— Begin —

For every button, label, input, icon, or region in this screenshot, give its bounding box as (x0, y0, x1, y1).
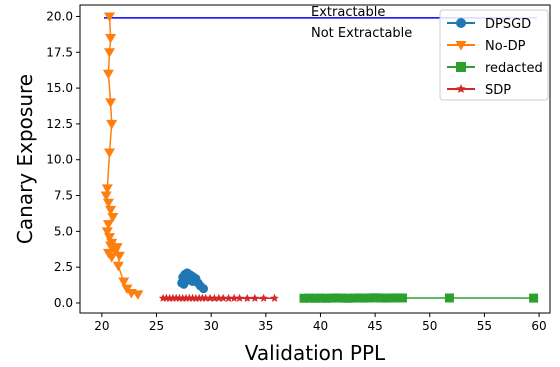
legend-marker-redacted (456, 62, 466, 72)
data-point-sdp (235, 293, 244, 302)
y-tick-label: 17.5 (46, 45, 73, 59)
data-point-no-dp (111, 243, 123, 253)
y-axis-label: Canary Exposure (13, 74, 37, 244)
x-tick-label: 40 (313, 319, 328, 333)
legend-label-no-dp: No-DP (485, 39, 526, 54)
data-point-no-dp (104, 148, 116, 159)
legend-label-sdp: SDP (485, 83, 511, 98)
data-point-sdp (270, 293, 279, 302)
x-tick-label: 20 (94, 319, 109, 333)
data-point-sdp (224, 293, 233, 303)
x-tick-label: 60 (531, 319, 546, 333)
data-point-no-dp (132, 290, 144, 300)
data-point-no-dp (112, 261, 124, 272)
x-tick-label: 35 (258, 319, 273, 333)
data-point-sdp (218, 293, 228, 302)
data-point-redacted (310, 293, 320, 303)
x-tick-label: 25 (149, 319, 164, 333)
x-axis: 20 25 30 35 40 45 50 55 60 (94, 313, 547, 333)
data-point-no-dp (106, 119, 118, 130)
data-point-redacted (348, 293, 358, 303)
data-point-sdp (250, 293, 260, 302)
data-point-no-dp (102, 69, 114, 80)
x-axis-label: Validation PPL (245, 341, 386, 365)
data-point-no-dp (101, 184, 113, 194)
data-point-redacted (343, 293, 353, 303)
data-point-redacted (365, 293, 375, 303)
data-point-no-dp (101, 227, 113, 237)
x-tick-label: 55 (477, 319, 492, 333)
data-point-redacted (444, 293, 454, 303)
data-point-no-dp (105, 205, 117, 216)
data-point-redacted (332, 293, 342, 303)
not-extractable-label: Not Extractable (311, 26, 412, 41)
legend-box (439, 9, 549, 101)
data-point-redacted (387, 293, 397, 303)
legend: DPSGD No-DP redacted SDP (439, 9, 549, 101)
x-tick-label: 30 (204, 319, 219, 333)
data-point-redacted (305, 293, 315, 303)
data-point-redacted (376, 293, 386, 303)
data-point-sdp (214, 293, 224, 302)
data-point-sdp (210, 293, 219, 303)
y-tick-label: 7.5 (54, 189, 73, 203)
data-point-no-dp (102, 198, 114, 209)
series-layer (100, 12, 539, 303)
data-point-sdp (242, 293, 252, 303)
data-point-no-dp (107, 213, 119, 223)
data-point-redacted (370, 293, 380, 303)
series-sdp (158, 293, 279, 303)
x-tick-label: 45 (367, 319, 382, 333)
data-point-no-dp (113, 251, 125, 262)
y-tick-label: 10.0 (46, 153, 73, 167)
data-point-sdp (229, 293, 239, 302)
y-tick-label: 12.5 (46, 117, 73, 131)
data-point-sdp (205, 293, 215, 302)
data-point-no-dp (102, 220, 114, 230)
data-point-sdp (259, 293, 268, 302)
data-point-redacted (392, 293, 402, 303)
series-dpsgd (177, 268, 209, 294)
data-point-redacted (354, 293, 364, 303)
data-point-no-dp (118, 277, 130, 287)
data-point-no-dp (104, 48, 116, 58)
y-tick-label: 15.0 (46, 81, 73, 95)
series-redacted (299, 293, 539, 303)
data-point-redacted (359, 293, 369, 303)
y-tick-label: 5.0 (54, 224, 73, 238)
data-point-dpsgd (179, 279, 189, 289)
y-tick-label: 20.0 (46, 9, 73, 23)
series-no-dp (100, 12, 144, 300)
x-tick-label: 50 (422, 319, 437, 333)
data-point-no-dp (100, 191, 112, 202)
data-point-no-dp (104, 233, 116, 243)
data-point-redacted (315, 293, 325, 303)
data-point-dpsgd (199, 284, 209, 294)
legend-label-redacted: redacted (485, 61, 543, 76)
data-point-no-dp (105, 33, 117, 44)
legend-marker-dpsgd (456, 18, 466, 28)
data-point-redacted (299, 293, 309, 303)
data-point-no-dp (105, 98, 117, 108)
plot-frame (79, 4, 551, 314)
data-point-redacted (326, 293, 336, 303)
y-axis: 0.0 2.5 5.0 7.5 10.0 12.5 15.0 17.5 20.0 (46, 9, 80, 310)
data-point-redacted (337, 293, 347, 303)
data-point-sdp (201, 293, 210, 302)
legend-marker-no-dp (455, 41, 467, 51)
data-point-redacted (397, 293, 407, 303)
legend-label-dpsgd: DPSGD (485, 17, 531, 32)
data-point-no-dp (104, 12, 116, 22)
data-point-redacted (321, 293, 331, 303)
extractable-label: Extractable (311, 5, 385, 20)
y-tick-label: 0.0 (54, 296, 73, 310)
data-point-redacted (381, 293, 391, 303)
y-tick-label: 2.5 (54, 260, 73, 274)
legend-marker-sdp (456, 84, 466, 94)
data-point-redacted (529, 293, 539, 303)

— End —
— Begin —

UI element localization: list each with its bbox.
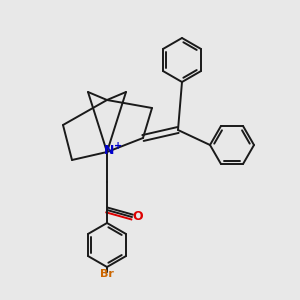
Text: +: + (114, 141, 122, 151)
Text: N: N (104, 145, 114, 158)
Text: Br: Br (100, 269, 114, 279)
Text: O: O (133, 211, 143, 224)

— End —
— Begin —

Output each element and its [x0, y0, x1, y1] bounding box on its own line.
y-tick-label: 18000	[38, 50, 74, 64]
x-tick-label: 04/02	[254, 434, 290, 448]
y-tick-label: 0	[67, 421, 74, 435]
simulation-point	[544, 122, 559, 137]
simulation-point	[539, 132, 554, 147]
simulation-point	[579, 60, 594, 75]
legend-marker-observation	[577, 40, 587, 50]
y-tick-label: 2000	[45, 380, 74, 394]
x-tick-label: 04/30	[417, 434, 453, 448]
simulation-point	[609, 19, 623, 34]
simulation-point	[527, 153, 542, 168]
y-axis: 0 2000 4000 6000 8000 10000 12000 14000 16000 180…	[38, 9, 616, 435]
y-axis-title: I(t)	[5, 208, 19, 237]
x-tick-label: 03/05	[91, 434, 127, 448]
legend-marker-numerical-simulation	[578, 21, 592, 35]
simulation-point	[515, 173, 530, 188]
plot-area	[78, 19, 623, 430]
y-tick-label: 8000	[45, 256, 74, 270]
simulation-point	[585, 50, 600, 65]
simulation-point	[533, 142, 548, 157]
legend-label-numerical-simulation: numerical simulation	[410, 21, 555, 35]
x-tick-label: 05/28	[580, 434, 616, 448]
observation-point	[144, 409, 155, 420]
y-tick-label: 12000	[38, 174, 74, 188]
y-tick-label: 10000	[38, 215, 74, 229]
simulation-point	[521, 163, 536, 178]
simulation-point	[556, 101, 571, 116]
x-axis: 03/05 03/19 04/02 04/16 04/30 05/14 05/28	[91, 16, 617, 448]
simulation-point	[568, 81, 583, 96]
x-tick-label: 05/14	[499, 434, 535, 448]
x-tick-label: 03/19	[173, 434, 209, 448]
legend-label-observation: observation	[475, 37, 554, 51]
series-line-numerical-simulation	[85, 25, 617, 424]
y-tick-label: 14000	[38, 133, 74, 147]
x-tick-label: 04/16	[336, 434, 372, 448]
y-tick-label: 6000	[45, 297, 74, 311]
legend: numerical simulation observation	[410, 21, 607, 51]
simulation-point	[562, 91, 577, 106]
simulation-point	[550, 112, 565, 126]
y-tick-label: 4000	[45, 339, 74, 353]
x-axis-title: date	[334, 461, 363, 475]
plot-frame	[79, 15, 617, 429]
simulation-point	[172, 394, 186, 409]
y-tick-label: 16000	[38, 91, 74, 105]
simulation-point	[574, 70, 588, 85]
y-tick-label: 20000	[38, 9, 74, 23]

— End —

Instructions for the task
Copy out the stretch of lines from the one containing "For every button, label, input, icon, or" through the one containing "x-tick-label: 35 (258, 319, 273, 333)", both included. Leave out the picture.

Written reply
For every button, label, input, icon, or region in this screenshot, give its bounding box as (x0, y0, x1, y1).
legend-marker-redacted (456, 62, 466, 72)
data-point-sdp (235, 293, 244, 302)
y-tick-label: 17.5 (46, 45, 73, 59)
data-point-no-dp (111, 243, 123, 253)
y-axis-label: Canary Exposure (13, 74, 37, 244)
x-tick-label: 40 (313, 319, 328, 333)
legend-label-no-dp: No-DP (485, 39, 526, 54)
data-point-no-dp (104, 148, 116, 159)
legend-label-sdp: SDP (485, 83, 511, 98)
data-point-sdp (270, 293, 279, 302)
x-tick-label: 20 (94, 319, 109, 333)
data-point-sdp (224, 293, 233, 303)
x-tick-label: 60 (531, 319, 546, 333)
data-point-no-dp (132, 290, 144, 300)
data-point-no-dp (112, 261, 124, 272)
x-tick-label: 35 (258, 319, 273, 333)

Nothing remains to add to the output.